◆ Provided records
____

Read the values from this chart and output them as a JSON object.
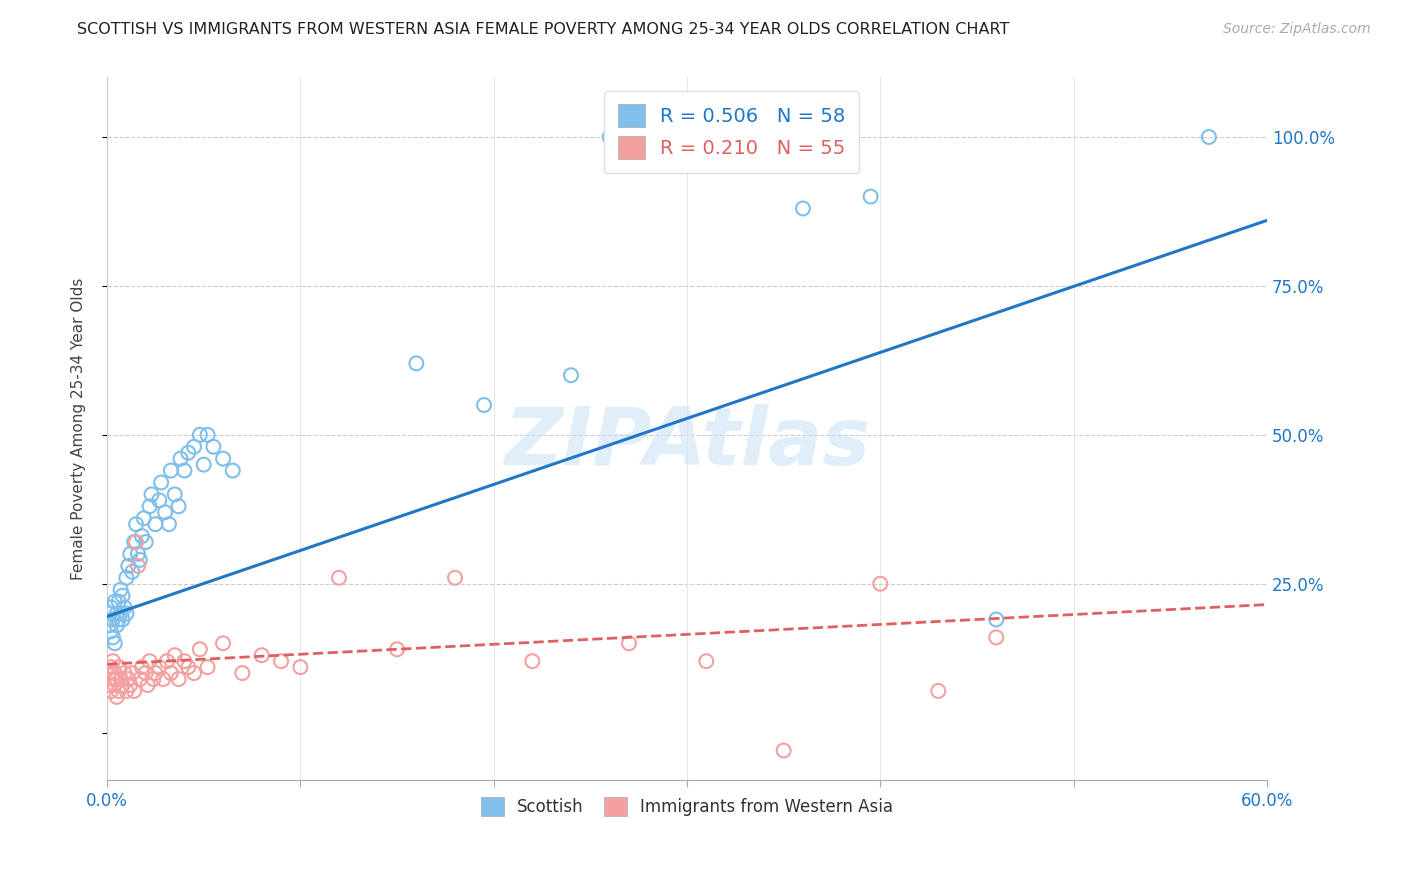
{
  "title": "SCOTTISH VS IMMIGRANTS FROM WESTERN ASIA FEMALE POVERTY AMONG 25-34 YEAR OLDS CORRELATION CHART",
  "source": "Source: ZipAtlas.com",
  "ylabel": "Female Poverty Among 25-34 Year Olds",
  "scottish_R": "0.506",
  "scottish_N": "58",
  "immigrant_R": "0.210",
  "immigrant_N": "55",
  "scottish_color": "#7fbfea",
  "immigrant_color": "#f4a0a0",
  "scottish_line_color": "#2176c7",
  "immigrant_line_color": "#e06060",
  "background_color": "#ffffff",
  "xlim": [
    0.0,
    0.6
  ],
  "ylim": [
    -0.08,
    1.1
  ],
  "scottish_x": [
    0.001,
    0.001,
    0.002,
    0.002,
    0.003,
    0.003,
    0.004,
    0.004,
    0.005,
    0.005,
    0.006,
    0.006,
    0.007,
    0.007,
    0.008,
    0.008,
    0.009,
    0.01,
    0.01,
    0.011,
    0.012,
    0.013,
    0.014,
    0.015,
    0.016,
    0.017,
    0.018,
    0.019,
    0.02,
    0.022,
    0.023,
    0.025,
    0.027,
    0.028,
    0.03,
    0.032,
    0.033,
    0.035,
    0.037,
    0.038,
    0.04,
    0.042,
    0.045,
    0.048,
    0.05,
    0.052,
    0.055,
    0.06,
    0.065,
    0.16,
    0.195,
    0.24,
    0.26,
    0.31,
    0.36,
    0.395,
    0.46,
    0.57
  ],
  "scottish_y": [
    0.18,
    0.2,
    0.17,
    0.21,
    0.16,
    0.19,
    0.15,
    0.22,
    0.2,
    0.18,
    0.19,
    0.22,
    0.2,
    0.24,
    0.19,
    0.23,
    0.21,
    0.2,
    0.26,
    0.28,
    0.3,
    0.27,
    0.32,
    0.35,
    0.3,
    0.29,
    0.33,
    0.36,
    0.32,
    0.38,
    0.4,
    0.35,
    0.39,
    0.42,
    0.37,
    0.35,
    0.44,
    0.4,
    0.38,
    0.46,
    0.44,
    0.47,
    0.48,
    0.5,
    0.45,
    0.5,
    0.48,
    0.46,
    0.44,
    0.62,
    0.55,
    0.6,
    1.0,
    1.0,
    0.88,
    0.9,
    0.19,
    1.0
  ],
  "immigrant_x": [
    0.001,
    0.001,
    0.002,
    0.002,
    0.003,
    0.003,
    0.004,
    0.004,
    0.005,
    0.005,
    0.006,
    0.006,
    0.007,
    0.008,
    0.009,
    0.01,
    0.011,
    0.012,
    0.013,
    0.014,
    0.015,
    0.016,
    0.017,
    0.018,
    0.02,
    0.021,
    0.022,
    0.024,
    0.025,
    0.027,
    0.029,
    0.031,
    0.033,
    0.035,
    0.037,
    0.04,
    0.042,
    0.045,
    0.048,
    0.052,
    0.06,
    0.07,
    0.08,
    0.09,
    0.1,
    0.12,
    0.15,
    0.18,
    0.22,
    0.27,
    0.31,
    0.35,
    0.4,
    0.43,
    0.46
  ],
  "immigrant_y": [
    0.08,
    0.1,
    0.07,
    0.11,
    0.09,
    0.12,
    0.08,
    0.1,
    0.06,
    0.09,
    0.07,
    0.11,
    0.09,
    0.08,
    0.1,
    0.07,
    0.09,
    0.08,
    0.1,
    0.07,
    0.32,
    0.28,
    0.09,
    0.11,
    0.1,
    0.08,
    0.12,
    0.09,
    0.1,
    0.11,
    0.09,
    0.12,
    0.1,
    0.13,
    0.09,
    0.12,
    0.11,
    0.1,
    0.14,
    0.11,
    0.15,
    0.1,
    0.13,
    0.12,
    0.11,
    0.26,
    0.14,
    0.26,
    0.12,
    0.15,
    0.12,
    -0.03,
    0.25,
    0.07,
    0.16
  ],
  "scot_line_x0": 0.0,
  "scot_line_y0": 0.195,
  "scot_line_x1": 0.6,
  "scot_line_y1": 0.86,
  "immi_line_x0": 0.0,
  "immi_line_y0": 0.115,
  "immi_line_x1": 0.6,
  "immi_line_y1": 0.215
}
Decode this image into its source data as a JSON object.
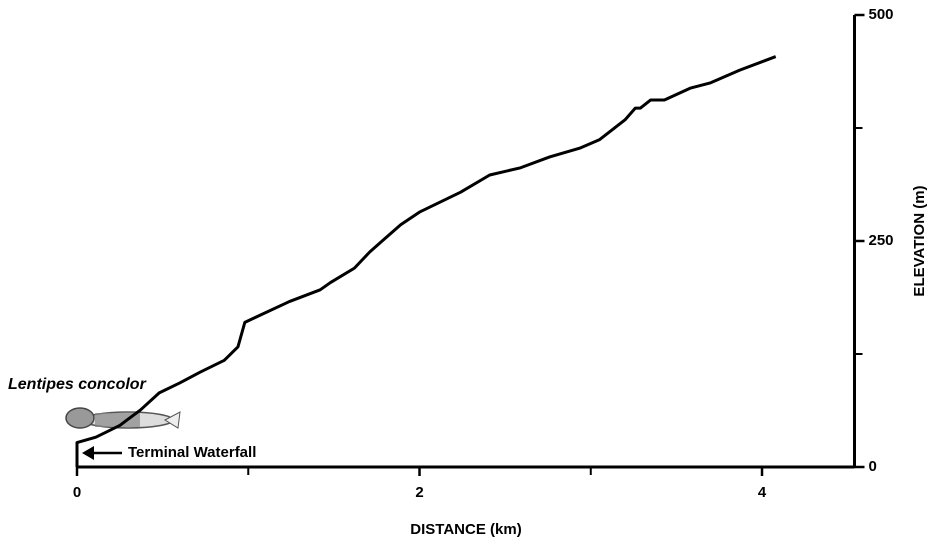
{
  "chart_data": {
    "type": "line",
    "x_label": "DISTANCE (km)",
    "y_label": "ELEVATION (m)",
    "x": [
      0,
      0,
      0.11,
      0.25,
      0.37,
      0.48,
      0.6,
      0.72,
      0.86,
      0.94,
      0.98,
      1.07,
      1.24,
      1.42,
      1.48,
      1.62,
      1.71,
      1.89,
      2.0,
      2.24,
      2.41,
      2.59,
      2.76,
      2.94,
      3.05,
      3.2,
      3.26,
      3.29,
      3.35,
      3.43,
      3.58,
      3.7,
      3.87,
      4.08
    ],
    "series": [
      {
        "color": "#000000",
        "values": [
          0,
          27,
          33,
          46,
          63,
          82,
          93,
          105,
          118,
          133,
          160,
          168,
          183,
          196,
          204,
          220,
          238,
          268,
          282,
          304,
          323,
          331,
          343,
          353,
          362,
          384,
          397,
          397,
          406,
          406,
          419,
          425,
          439,
          454
        ]
      }
    ],
    "xlim": [
      0,
      4.54
    ],
    "xticks": [
      0,
      2,
      4
    ],
    "xminor_ticks": [
      1,
      3
    ],
    "ylim": [
      0,
      500
    ],
    "yticks": [
      0,
      250,
      500
    ],
    "yminor_ticks": [
      125,
      375
    ],
    "annotations": {
      "species": "Lentipes concolor",
      "waterfall": "Terminal Waterfall"
    }
  }
}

____

◆ Job
Restate the listing above word for word, and skip the pictures.

◆ Final result
Read the values from this chart and output them as a JSON object.
{
  "title": "SCOTTISH VS IMMIGRANTS FROM WESTERN ASIA FEMALE POVERTY AMONG 25-34 YEAR OLDS CORRELATION CHART",
  "source": "Source: ZipAtlas.com",
  "ylabel": "Female Poverty Among 25-34 Year Olds",
  "scottish_R": "0.506",
  "scottish_N": "58",
  "immigrant_R": "0.210",
  "immigrant_N": "55",
  "scottish_color": "#7fbfea",
  "immigrant_color": "#f4a0a0",
  "scottish_line_color": "#2176c7",
  "immigrant_line_color": "#e06060",
  "background_color": "#ffffff",
  "xlim": [
    0.0,
    0.6
  ],
  "ylim": [
    -0.08,
    1.1
  ],
  "scottish_x": [
    0.001,
    0.001,
    0.002,
    0.002,
    0.003,
    0.003,
    0.004,
    0.004,
    0.005,
    0.005,
    0.006,
    0.006,
    0.007,
    0.007,
    0.008,
    0.008,
    0.009,
    0.01,
    0.01,
    0.011,
    0.012,
    0.013,
    0.014,
    0.015,
    0.016,
    0.017,
    0.018,
    0.019,
    0.02,
    0.022,
    0.023,
    0.025,
    0.027,
    0.028,
    0.03,
    0.032,
    0.033,
    0.035,
    0.037,
    0.038,
    0.04,
    0.042,
    0.045,
    0.048,
    0.05,
    0.052,
    0.055,
    0.06,
    0.065,
    0.16,
    0.195,
    0.24,
    0.26,
    0.31,
    0.36,
    0.395,
    0.46,
    0.57
  ],
  "scottish_y": [
    0.18,
    0.2,
    0.17,
    0.21,
    0.16,
    0.19,
    0.15,
    0.22,
    0.2,
    0.18,
    0.19,
    0.22,
    0.2,
    0.24,
    0.19,
    0.23,
    0.21,
    0.2,
    0.26,
    0.28,
    0.3,
    0.27,
    0.32,
    0.35,
    0.3,
    0.29,
    0.33,
    0.36,
    0.32,
    0.38,
    0.4,
    0.35,
    0.39,
    0.42,
    0.37,
    0.35,
    0.44,
    0.4,
    0.38,
    0.46,
    0.44,
    0.47,
    0.48,
    0.5,
    0.45,
    0.5,
    0.48,
    0.46,
    0.44,
    0.62,
    0.55,
    0.6,
    1.0,
    1.0,
    0.88,
    0.9,
    0.19,
    1.0
  ],
  "immigrant_x": [
    0.001,
    0.001,
    0.002,
    0.002,
    0.003,
    0.003,
    0.004,
    0.004,
    0.005,
    0.005,
    0.006,
    0.006,
    0.007,
    0.008,
    0.009,
    0.01,
    0.011,
    0.012,
    0.013,
    0.014,
    0.015,
    0.016,
    0.017,
    0.018,
    0.02,
    0.021,
    0.022,
    0.024,
    0.025,
    0.027,
    0.029,
    0.031,
    0.033,
    0.035,
    0.037,
    0.04,
    0.042,
    0.045,
    0.048,
    0.052,
    0.06,
    0.07,
    0.08,
    0.09,
    0.1,
    0.12,
    0.15,
    0.18,
    0.22,
    0.27,
    0.31,
    0.35,
    0.4,
    0.43,
    0.46
  ],
  "immigrant_y": [
    0.08,
    0.1,
    0.07,
    0.11,
    0.09,
    0.12,
    0.08,
    0.1,
    0.06,
    0.09,
    0.07,
    0.11,
    0.09,
    0.08,
    0.1,
    0.07,
    0.09,
    0.08,
    0.1,
    0.07,
    0.32,
    0.28,
    0.09,
    0.11,
    0.1,
    0.08,
    0.12,
    0.09,
    0.1,
    0.11,
    0.09,
    0.12,
    0.1,
    0.13,
    0.09,
    0.12,
    0.11,
    0.1,
    0.14,
    0.11,
    0.15,
    0.1,
    0.13,
    0.12,
    0.11,
    0.26,
    0.14,
    0.26,
    0.12,
    0.15,
    0.12,
    -0.03,
    0.25,
    0.07,
    0.16
  ],
  "scot_line_x0": 0.0,
  "scot_line_y0": 0.195,
  "scot_line_x1": 0.6,
  "scot_line_y1": 0.86,
  "immi_line_x0": 0.0,
  "immi_line_y0": 0.115,
  "immi_line_x1": 0.6,
  "immi_line_y1": 0.215
}
Decode this image into its source data as a JSON object.
{
  "chart_data": {
    "type": "line",
    "x_label": "DISTANCE (km)",
    "y_label": "ELEVATION (m)",
    "x": [
      0,
      0,
      0.11,
      0.25,
      0.37,
      0.48,
      0.6,
      0.72,
      0.86,
      0.94,
      0.98,
      1.07,
      1.24,
      1.42,
      1.48,
      1.62,
      1.71,
      1.89,
      2.0,
      2.24,
      2.41,
      2.59,
      2.76,
      2.94,
      3.05,
      3.2,
      3.26,
      3.29,
      3.35,
      3.43,
      3.58,
      3.7,
      3.87,
      4.08
    ],
    "series": [
      {
        "color": "#000000",
        "values": [
          0,
          27,
          33,
          46,
          63,
          82,
          93,
          105,
          118,
          133,
          160,
          168,
          183,
          196,
          204,
          220,
          238,
          268,
          282,
          304,
          323,
          331,
          343,
          353,
          362,
          384,
          397,
          397,
          406,
          406,
          419,
          425,
          439,
          454
        ]
      }
    ],
    "xlim": [
      0,
      4.54
    ],
    "xticks": [
      0,
      2,
      4
    ],
    "xminor_ticks": [
      1,
      3
    ],
    "ylim": [
      0,
      500
    ],
    "yticks": [
      0,
      250,
      500
    ],
    "yminor_ticks": [
      125,
      375
    ],
    "annotations": {
      "species": "Lentipes concolor",
      "waterfall": "Terminal Waterfall"
    }
  }
}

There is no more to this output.